====== Task data ======

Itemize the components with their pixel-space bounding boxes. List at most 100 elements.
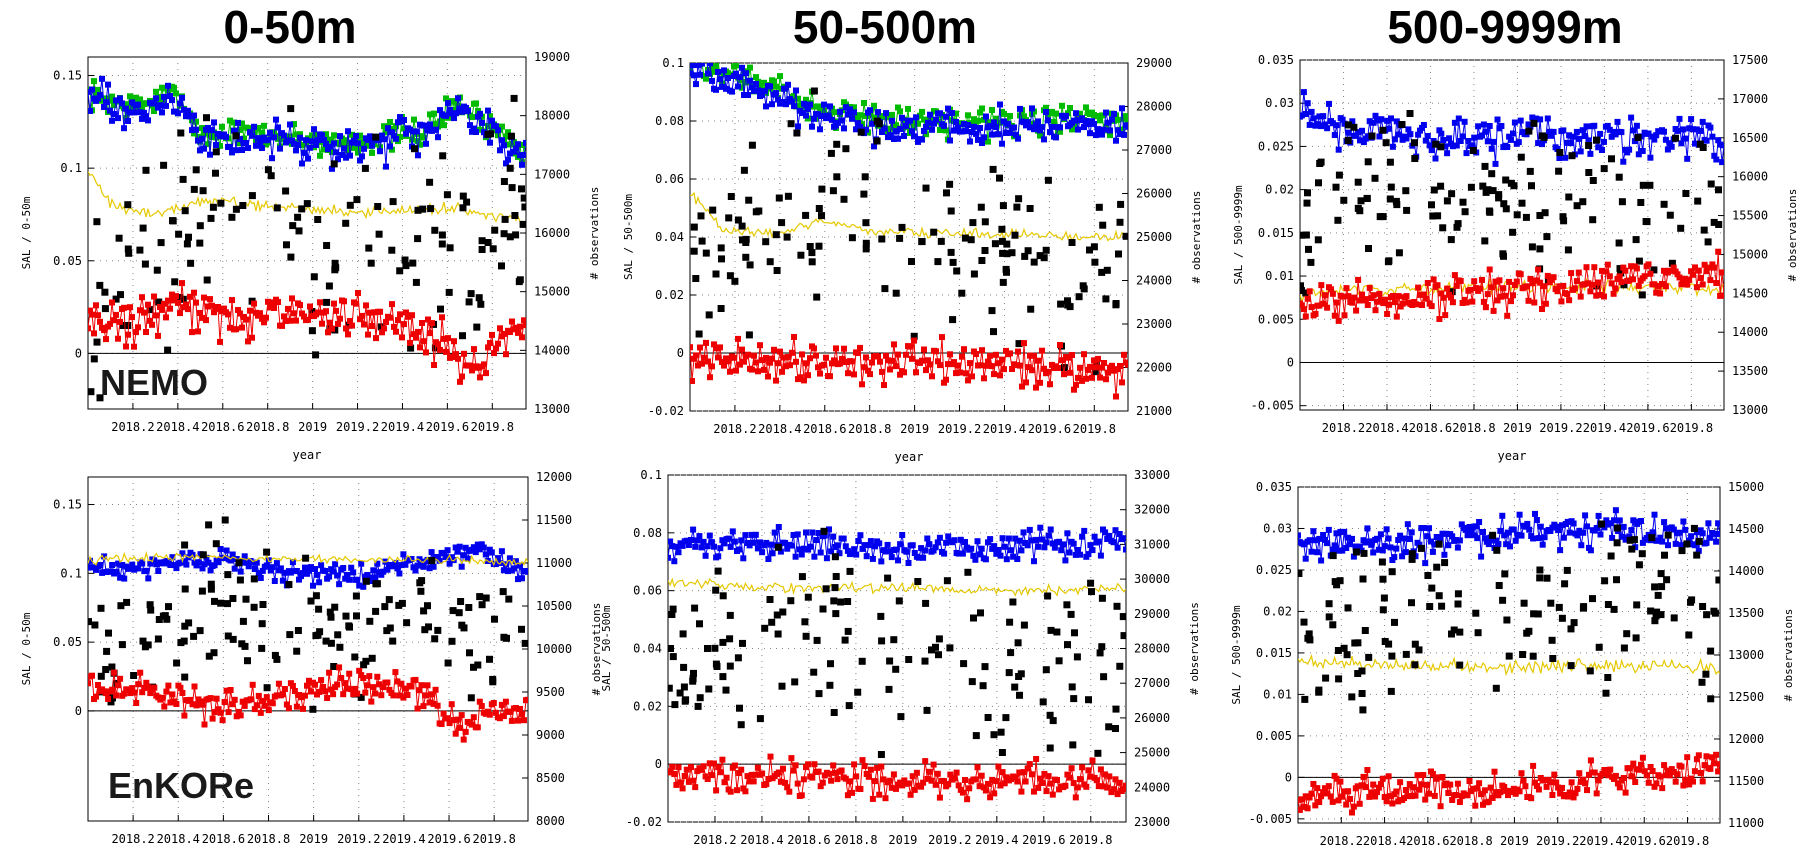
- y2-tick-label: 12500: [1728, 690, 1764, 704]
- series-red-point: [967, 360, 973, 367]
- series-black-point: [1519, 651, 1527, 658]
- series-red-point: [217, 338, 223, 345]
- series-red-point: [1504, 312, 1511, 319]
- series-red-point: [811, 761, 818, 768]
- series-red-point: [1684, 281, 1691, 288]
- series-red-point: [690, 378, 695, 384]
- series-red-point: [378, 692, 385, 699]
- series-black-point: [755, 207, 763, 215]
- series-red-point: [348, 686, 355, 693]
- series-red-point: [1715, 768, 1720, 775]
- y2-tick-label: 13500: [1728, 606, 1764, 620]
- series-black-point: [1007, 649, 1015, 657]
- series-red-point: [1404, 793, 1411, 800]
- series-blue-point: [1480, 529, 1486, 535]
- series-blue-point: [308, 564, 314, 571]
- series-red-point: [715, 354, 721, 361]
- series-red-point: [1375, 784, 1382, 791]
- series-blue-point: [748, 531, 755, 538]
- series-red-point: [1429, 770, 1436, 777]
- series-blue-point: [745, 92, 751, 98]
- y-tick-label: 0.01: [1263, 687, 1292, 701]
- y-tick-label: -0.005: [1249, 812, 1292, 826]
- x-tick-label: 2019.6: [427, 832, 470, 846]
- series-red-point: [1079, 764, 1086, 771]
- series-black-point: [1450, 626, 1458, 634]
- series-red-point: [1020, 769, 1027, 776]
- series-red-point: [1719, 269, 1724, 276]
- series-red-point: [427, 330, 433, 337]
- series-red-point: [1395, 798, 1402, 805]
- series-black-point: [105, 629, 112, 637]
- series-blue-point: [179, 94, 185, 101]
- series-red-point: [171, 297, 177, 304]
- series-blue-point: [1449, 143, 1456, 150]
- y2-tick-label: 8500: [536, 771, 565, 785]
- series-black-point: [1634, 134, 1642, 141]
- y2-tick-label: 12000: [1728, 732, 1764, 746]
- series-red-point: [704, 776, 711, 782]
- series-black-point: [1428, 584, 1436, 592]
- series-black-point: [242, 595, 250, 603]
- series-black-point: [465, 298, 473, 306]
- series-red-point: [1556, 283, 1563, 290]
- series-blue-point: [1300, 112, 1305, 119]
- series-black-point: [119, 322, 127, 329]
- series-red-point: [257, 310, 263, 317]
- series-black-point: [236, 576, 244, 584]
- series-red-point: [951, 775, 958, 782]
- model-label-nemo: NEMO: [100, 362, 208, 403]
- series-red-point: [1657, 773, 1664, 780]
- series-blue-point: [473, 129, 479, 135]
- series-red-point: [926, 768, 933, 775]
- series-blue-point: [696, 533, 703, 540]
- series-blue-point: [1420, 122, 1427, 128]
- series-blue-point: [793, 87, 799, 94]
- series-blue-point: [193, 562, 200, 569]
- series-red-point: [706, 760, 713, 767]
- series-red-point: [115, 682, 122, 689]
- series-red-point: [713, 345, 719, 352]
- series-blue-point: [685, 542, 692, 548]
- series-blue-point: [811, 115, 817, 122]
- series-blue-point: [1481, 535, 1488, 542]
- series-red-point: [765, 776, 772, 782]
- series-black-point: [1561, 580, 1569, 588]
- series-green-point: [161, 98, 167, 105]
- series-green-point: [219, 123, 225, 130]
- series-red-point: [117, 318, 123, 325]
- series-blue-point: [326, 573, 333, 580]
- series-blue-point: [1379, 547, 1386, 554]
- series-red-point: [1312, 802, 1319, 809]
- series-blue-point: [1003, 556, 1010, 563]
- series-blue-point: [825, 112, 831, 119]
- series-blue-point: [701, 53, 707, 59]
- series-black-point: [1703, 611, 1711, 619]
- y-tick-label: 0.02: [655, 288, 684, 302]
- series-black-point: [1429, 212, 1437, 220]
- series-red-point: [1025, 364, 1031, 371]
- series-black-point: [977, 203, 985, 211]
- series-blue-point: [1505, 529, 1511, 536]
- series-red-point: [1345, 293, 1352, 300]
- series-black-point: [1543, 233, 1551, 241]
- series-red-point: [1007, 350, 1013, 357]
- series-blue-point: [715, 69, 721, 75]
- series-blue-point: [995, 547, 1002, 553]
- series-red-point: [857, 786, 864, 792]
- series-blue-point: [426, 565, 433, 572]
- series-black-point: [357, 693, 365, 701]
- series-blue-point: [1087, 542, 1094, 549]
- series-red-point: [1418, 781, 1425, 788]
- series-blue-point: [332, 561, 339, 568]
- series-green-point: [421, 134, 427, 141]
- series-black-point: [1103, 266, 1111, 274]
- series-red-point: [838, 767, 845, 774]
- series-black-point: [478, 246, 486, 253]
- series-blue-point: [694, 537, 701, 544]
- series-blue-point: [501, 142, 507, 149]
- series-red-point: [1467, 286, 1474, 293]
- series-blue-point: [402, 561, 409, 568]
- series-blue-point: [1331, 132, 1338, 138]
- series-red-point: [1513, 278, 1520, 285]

======
====== Task data ======

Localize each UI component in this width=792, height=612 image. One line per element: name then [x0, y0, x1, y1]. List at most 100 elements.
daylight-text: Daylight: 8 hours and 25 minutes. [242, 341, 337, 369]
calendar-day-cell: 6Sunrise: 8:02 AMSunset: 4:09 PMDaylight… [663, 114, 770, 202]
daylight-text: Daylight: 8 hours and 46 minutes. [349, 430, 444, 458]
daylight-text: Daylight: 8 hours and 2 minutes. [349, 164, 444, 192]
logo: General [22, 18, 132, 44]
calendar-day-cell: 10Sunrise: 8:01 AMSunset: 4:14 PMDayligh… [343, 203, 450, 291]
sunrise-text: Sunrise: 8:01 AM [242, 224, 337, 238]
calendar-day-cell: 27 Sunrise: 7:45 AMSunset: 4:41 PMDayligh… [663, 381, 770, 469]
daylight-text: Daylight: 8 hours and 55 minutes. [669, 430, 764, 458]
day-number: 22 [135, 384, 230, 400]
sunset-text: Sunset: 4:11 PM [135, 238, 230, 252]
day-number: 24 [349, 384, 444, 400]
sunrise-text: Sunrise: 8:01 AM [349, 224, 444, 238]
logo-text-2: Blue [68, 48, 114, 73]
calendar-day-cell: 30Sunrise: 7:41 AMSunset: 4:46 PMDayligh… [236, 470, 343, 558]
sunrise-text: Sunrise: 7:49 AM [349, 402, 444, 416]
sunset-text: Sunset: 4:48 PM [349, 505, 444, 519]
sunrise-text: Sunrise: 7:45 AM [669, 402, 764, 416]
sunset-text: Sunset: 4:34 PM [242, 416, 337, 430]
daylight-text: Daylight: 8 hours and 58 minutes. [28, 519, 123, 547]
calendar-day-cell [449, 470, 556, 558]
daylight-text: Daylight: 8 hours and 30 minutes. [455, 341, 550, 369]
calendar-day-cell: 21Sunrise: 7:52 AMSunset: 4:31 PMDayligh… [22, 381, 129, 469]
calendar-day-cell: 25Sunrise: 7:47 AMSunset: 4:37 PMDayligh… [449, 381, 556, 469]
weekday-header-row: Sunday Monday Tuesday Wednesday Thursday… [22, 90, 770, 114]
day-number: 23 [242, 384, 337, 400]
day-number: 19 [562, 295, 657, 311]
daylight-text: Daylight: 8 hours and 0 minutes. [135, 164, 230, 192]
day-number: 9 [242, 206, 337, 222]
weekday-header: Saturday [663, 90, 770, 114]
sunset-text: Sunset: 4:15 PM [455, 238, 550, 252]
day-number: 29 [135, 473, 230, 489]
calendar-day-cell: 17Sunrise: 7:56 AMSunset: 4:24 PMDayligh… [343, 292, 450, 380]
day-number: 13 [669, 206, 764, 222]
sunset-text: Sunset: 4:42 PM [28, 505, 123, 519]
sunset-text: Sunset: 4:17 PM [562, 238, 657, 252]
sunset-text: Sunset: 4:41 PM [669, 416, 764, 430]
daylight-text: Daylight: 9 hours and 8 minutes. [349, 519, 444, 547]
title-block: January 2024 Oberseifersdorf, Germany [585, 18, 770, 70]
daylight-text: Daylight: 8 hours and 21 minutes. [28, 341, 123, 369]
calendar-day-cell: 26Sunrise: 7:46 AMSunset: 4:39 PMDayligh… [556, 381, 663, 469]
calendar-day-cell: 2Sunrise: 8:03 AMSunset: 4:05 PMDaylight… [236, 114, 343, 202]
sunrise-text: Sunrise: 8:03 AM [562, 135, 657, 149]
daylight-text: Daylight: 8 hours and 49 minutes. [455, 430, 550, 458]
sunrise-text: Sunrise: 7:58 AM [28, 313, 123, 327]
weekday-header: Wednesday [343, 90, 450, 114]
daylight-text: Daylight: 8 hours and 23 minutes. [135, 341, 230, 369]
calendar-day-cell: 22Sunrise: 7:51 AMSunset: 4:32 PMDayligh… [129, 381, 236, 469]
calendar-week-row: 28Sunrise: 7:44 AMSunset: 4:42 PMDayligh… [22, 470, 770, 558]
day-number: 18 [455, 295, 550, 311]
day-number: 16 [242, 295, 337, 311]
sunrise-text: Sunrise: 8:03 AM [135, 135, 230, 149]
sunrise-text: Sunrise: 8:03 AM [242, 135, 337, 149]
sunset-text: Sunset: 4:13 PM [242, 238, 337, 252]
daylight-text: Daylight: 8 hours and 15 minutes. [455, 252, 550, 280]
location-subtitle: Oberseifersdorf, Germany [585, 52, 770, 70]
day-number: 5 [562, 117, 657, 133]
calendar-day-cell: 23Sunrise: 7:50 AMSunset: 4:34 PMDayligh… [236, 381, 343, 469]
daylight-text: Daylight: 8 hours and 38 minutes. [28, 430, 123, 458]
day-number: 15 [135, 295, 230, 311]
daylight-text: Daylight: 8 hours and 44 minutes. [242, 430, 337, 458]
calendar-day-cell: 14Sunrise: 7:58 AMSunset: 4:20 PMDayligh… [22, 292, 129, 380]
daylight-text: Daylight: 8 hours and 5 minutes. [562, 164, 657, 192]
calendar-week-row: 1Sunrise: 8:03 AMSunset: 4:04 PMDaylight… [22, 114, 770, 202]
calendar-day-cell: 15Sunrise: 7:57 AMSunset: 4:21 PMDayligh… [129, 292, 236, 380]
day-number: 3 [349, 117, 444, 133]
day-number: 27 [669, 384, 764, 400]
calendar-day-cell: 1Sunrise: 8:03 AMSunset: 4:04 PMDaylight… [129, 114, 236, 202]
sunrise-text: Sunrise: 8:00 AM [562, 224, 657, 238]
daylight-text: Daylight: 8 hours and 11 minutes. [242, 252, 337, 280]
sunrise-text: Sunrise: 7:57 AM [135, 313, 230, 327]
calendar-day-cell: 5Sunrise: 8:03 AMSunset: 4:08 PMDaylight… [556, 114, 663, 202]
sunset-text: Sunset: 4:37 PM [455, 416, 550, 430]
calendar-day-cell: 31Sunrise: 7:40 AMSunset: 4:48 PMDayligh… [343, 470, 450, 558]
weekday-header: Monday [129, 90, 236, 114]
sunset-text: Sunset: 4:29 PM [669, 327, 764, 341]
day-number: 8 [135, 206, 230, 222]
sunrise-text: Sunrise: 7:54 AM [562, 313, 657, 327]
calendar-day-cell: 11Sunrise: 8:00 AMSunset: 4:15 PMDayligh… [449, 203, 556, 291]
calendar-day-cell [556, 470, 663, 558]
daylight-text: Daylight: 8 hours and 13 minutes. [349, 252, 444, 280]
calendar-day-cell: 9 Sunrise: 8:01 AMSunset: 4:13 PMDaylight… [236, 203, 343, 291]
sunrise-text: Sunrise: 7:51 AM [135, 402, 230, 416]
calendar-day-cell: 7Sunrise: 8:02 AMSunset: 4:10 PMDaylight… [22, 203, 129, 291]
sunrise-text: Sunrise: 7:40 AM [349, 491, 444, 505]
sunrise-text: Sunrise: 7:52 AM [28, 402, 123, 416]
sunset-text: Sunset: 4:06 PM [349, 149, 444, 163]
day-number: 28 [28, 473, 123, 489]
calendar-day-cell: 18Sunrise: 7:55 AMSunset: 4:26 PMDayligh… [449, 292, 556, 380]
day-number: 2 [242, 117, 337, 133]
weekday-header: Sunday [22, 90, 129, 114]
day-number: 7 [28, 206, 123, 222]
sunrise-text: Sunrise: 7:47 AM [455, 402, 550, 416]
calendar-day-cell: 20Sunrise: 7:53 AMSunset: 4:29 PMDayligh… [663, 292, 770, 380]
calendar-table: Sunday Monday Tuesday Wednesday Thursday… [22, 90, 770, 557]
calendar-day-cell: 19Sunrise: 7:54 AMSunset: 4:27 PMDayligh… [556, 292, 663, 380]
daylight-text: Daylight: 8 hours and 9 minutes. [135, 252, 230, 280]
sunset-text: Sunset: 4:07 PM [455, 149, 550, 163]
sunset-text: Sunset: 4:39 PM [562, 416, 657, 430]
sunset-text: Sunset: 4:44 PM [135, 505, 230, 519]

======

__Problem statement__: Copy out everything from the entry containing "- y2-tick-label: 12500: [1728, 690, 1764, 704]" down to the one containing "- series-red-point: [257, 310, 263, 317]", both ends included, with no changes.

__Response to this task__:
- y2-tick-label: 12500: [1728, 690, 1764, 704]
- series-red-point: [967, 360, 973, 367]
- series-black-point: [1519, 651, 1527, 658]
- series-red-point: [217, 338, 223, 345]
- series-red-point: [1504, 312, 1511, 319]
- series-red-point: [811, 761, 818, 768]
- series-red-point: [1684, 281, 1691, 288]
- series-red-point: [690, 378, 695, 384]
- series-red-point: [378, 692, 385, 699]
- series-black-point: [755, 207, 763, 215]
- series-red-point: [348, 686, 355, 693]
- series-red-point: [1715, 768, 1720, 775]
- y2-tick-label: 13500: [1728, 606, 1764, 620]
- series-black-point: [1007, 649, 1015, 657]
- series-red-point: [1404, 793, 1411, 800]
- series-blue-point: [1480, 529, 1486, 535]
- series-blue-point: [308, 564, 314, 571]
- series-red-point: [715, 354, 721, 361]
- series-red-point: [1375, 784, 1382, 791]
- series-blue-point: [748, 531, 755, 538]
- series-red-point: [1429, 770, 1436, 777]
- series-blue-point: [745, 92, 751, 98]
- y-tick-label: 0.01: [1263, 687, 1292, 701]
- y-tick-label: -0.005: [1249, 812, 1292, 826]
- x-tick-label: 2019.6: [427, 832, 470, 846]
- series-red-point: [1079, 764, 1086, 771]
- series-black-point: [1450, 626, 1458, 634]
- series-red-point: [1020, 769, 1027, 776]
- series-red-point: [1719, 269, 1724, 276]
- series-red-point: [427, 330, 433, 337]
- series-red-point: [1395, 798, 1402, 805]
- series-black-point: [105, 629, 112, 637]
- series-blue-point: [179, 94, 185, 101]
- series-red-point: [171, 297, 177, 304]
- series-blue-point: [1449, 143, 1456, 150]
- y2-tick-label: 8500: [536, 771, 565, 785]
- series-black-point: [1634, 134, 1642, 141]
- y2-tick-label: 12000: [1728, 732, 1764, 746]
- series-red-point: [704, 776, 711, 782]
- series-black-point: [1428, 584, 1436, 592]
- series-black-point: [242, 595, 250, 603]
- series-black-point: [465, 298, 473, 306]
- series-red-point: [1556, 283, 1563, 290]
- series-blue-point: [1300, 112, 1305, 119]
- series-black-point: [119, 322, 127, 329]
- series-red-point: [257, 310, 263, 317]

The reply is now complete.